I tre citati orientamenti nel declinare diversamente la portata dell’obbligo di coordinamento e cooperazione concordano nel riconoscere la sussistenza di un obbligo per il committente e l’appaltatore, con riferimento alla individuazione e prevenzione dei “rischi comuni”, ossia di quelli che possono coinvolgere, per effetto dell’interferenza fra attività produttive riconducibili a soggetti datoriali diversi ed in caso di appalto interno, sia i lavoratori del committente che quelli dell’appaltatore.

Tra i “rischi comuni” rientrano proprio i rischi interferenziali, originati come detto dalla compresenza sul medesimo luogo di lavoro, di lavoratori di più imprese.

▶ **DATI FORNITI**:
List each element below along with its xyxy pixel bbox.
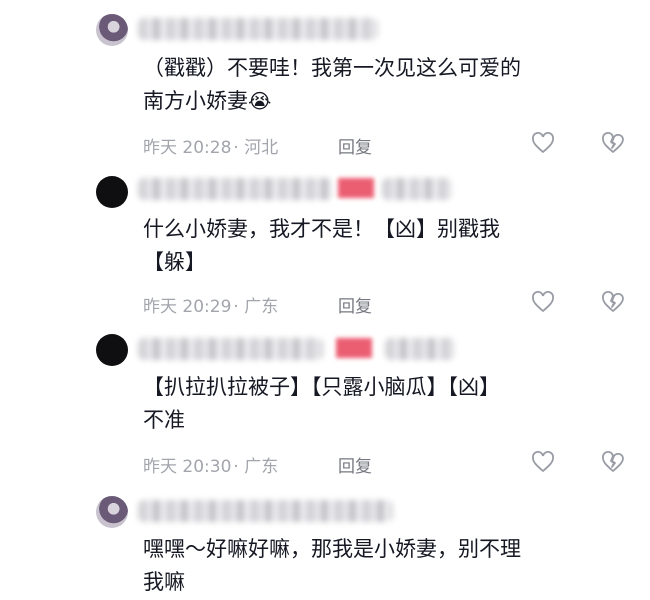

▶ **COMPITI ED ESERCIZI**:
[a] Secondo il brano, da che cosa originano i rischi interferenziali?
[b] Cita dal brano il passo che comincia con "I tre citati" e prosegue fino a "di più imprese.".

▶ **RISULTATI**:
[a] Dalla compresenza sul medesimo luogo di lavoro di lavoratori di più imprese.

[b]
I tre citati orientamenti nel declinare diversamente la portata dell’obbligo di coordinamento e cooperazione concordano nel riconoscere la sussistenza di un obbligo per il committente e l’appaltatore, con riferimento alla individuazione e prevenzione dei “rischi comuni”, ossia di quelli che possono coinvolgere, per effetto dell’interferenza fra attività produttive riconducibili a soggetti datoriali diversi ed in caso di appalto interno, sia i lavoratori del committente che quelli dell’appaltatore.

Tra i “rischi comuni” rientrano proprio i rischi interferenziali, originati come detto dalla compresenza sul medesimo luogo di lavoro, di lavoratori di più imprese.